- **EXERCISE INSTRUCTIONS**: Locate each line below that includes "JSON" and reproduce it.

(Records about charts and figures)

_ _ _ _

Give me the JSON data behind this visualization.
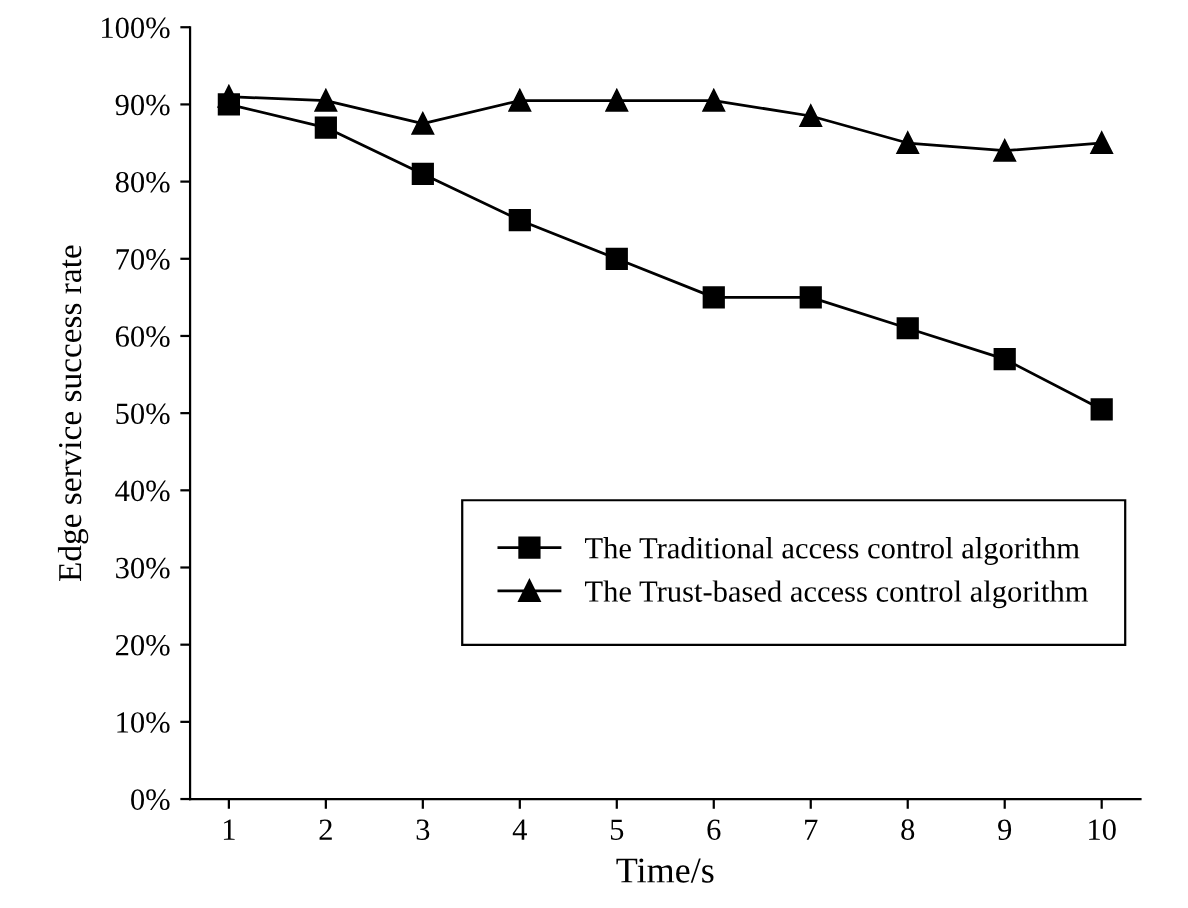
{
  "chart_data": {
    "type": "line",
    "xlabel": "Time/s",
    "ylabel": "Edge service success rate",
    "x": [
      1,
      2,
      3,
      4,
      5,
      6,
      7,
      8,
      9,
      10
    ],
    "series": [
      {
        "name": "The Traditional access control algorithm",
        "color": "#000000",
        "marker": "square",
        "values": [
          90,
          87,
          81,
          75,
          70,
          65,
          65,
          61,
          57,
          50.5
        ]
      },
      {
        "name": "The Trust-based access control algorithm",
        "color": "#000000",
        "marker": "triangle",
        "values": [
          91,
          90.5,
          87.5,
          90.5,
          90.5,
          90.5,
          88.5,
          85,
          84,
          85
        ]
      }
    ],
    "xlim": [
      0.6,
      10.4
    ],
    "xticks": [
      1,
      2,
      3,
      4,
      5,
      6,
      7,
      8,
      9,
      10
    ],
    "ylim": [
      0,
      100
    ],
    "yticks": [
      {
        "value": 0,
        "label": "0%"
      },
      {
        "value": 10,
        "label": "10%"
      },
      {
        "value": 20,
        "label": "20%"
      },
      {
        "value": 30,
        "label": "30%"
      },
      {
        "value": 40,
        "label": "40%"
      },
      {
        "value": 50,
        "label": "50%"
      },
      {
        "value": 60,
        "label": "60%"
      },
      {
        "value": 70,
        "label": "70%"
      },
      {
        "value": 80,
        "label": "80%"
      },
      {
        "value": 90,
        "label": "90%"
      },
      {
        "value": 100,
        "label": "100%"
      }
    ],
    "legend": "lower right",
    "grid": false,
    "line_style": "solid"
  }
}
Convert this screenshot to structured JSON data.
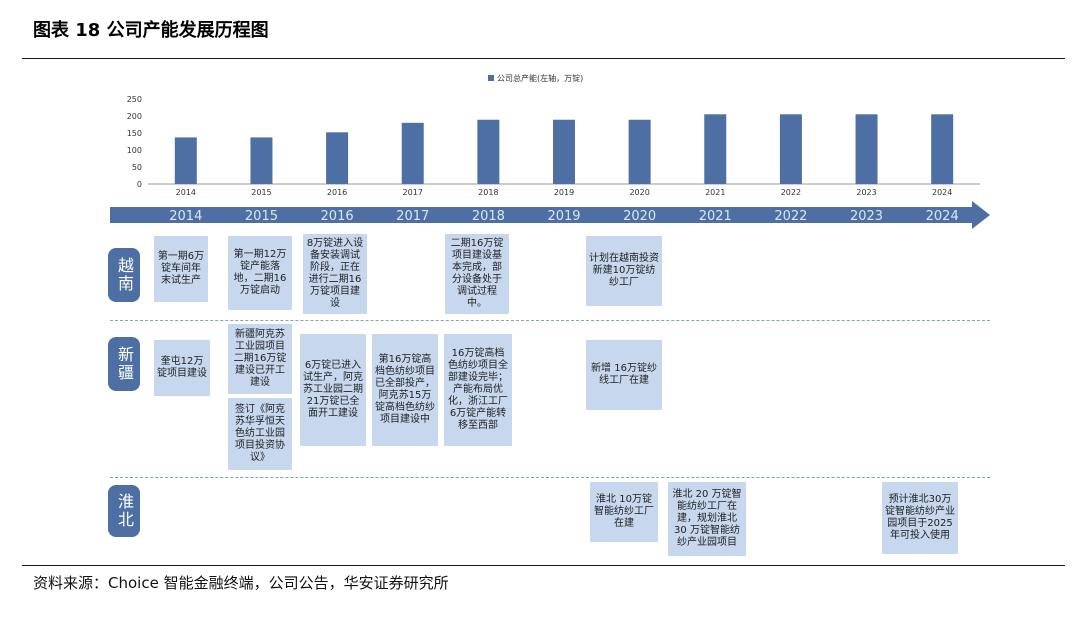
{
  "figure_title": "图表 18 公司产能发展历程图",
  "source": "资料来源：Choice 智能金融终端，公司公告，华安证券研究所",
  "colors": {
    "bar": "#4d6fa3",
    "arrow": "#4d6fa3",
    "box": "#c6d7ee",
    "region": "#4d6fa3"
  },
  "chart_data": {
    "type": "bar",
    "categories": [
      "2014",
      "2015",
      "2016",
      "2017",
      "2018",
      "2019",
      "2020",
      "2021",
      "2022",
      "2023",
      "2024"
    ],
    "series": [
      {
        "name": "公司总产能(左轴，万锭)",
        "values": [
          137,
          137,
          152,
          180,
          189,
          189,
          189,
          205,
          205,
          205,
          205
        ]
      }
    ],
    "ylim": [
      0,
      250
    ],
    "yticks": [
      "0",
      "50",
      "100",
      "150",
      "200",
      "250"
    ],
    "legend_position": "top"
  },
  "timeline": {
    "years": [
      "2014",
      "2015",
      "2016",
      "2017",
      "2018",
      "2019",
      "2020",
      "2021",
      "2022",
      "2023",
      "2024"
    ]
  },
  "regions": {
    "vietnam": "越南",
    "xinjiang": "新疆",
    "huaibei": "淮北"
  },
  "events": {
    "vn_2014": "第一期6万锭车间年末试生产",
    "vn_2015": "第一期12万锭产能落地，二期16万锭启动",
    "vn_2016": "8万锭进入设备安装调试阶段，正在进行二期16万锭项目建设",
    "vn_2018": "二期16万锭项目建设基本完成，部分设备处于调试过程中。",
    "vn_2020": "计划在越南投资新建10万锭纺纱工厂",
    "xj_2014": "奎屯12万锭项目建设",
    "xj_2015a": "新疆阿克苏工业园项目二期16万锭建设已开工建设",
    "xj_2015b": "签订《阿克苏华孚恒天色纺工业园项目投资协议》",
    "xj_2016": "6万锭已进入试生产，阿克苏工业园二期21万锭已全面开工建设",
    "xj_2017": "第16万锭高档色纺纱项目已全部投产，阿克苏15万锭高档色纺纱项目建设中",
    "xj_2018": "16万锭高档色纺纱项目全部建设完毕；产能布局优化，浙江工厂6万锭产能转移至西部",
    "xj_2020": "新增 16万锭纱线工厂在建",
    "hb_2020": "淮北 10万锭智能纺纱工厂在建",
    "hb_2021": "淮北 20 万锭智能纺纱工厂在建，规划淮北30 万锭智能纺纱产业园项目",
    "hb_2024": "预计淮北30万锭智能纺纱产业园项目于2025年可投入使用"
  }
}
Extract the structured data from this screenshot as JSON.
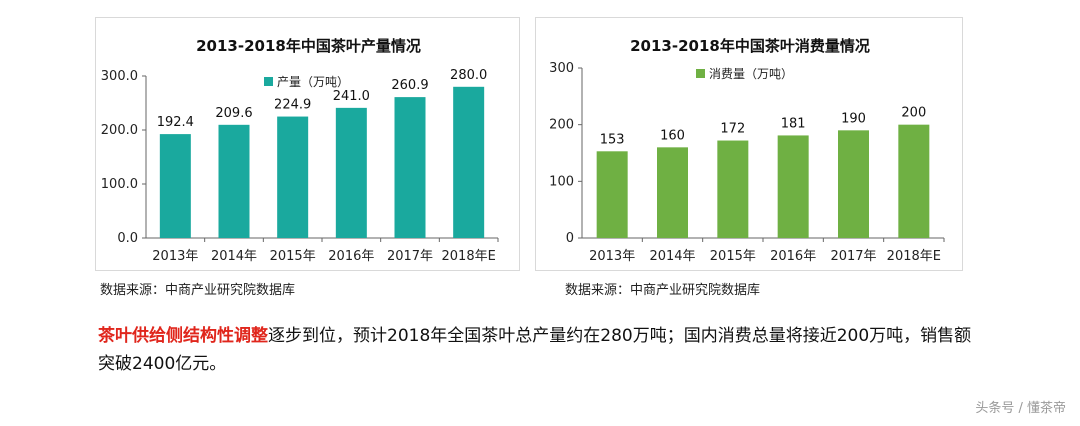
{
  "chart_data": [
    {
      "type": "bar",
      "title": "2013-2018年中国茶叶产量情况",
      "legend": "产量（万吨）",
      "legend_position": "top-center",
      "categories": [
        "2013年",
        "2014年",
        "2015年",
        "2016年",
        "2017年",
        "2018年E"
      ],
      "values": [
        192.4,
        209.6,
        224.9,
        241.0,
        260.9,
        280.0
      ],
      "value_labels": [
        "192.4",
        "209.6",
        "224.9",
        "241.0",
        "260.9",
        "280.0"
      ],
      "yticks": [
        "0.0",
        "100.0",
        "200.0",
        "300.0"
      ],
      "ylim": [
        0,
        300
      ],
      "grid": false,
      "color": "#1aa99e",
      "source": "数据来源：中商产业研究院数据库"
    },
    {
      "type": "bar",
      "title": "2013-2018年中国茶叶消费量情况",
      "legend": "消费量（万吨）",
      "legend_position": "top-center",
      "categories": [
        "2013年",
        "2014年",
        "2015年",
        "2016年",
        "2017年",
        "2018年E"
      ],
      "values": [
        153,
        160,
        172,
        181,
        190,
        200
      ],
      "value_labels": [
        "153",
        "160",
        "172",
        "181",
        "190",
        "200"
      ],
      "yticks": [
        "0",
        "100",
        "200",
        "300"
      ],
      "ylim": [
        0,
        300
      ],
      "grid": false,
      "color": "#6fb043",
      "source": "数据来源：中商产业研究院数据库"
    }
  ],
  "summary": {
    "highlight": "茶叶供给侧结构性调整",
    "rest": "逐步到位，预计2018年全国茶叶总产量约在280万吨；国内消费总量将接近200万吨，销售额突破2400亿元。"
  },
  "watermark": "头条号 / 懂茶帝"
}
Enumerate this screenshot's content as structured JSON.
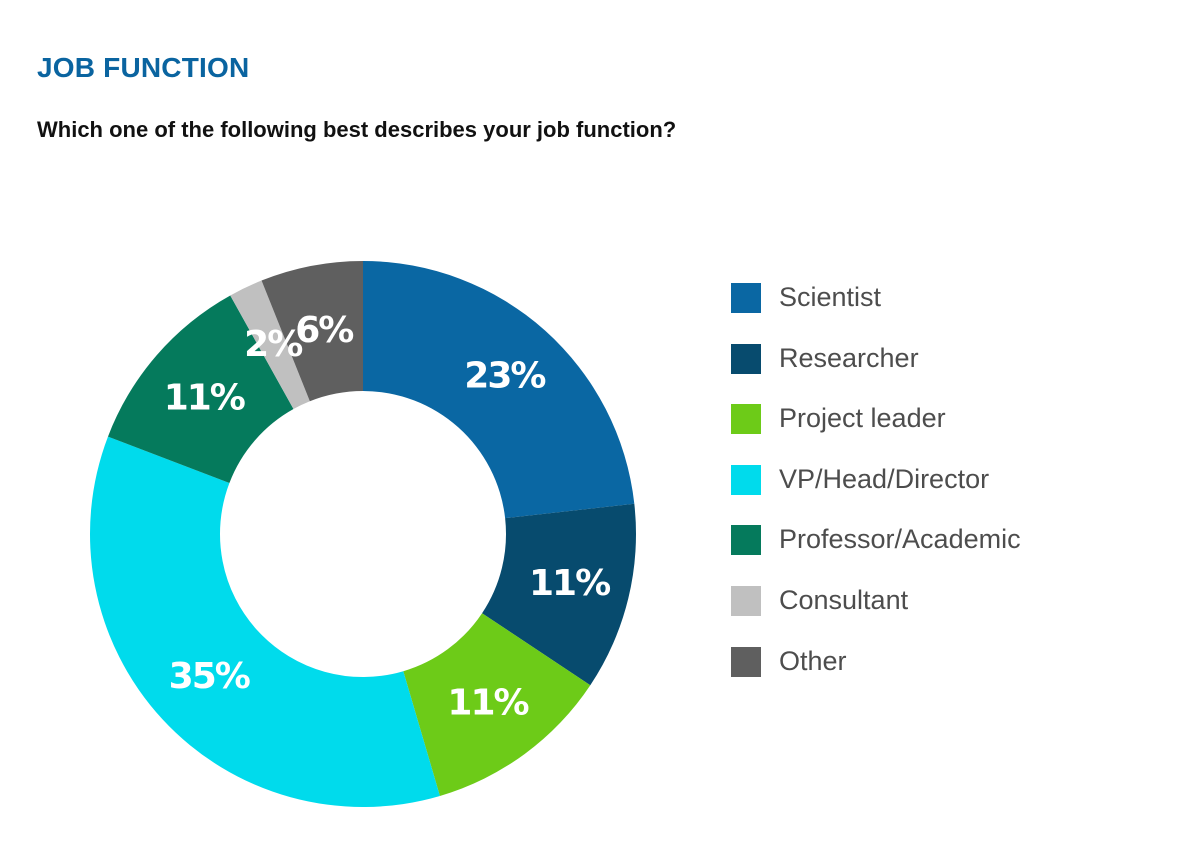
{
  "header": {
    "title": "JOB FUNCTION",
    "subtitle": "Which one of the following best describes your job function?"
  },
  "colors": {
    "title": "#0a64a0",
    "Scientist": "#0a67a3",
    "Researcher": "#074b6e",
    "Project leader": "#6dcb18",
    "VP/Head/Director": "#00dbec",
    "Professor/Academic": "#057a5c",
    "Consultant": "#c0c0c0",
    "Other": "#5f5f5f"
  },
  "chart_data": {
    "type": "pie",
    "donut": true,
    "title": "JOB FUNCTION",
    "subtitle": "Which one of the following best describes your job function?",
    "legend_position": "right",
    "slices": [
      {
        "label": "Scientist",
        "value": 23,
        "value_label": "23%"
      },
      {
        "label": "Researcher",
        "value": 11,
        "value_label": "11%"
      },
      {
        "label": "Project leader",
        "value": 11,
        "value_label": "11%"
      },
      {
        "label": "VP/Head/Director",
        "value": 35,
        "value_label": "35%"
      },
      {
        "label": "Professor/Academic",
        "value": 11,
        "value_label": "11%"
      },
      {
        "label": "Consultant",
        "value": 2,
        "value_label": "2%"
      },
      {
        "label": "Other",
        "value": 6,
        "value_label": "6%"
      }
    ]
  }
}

_ _ _ _

- **COMPLETE RESPONSE**:
Give me the JSON data behind this visualization.
Convert this screenshot to structured JSON data.
Extract the structured data from this screenshot as JSON.
Enumerate this screenshot's content as structured JSON.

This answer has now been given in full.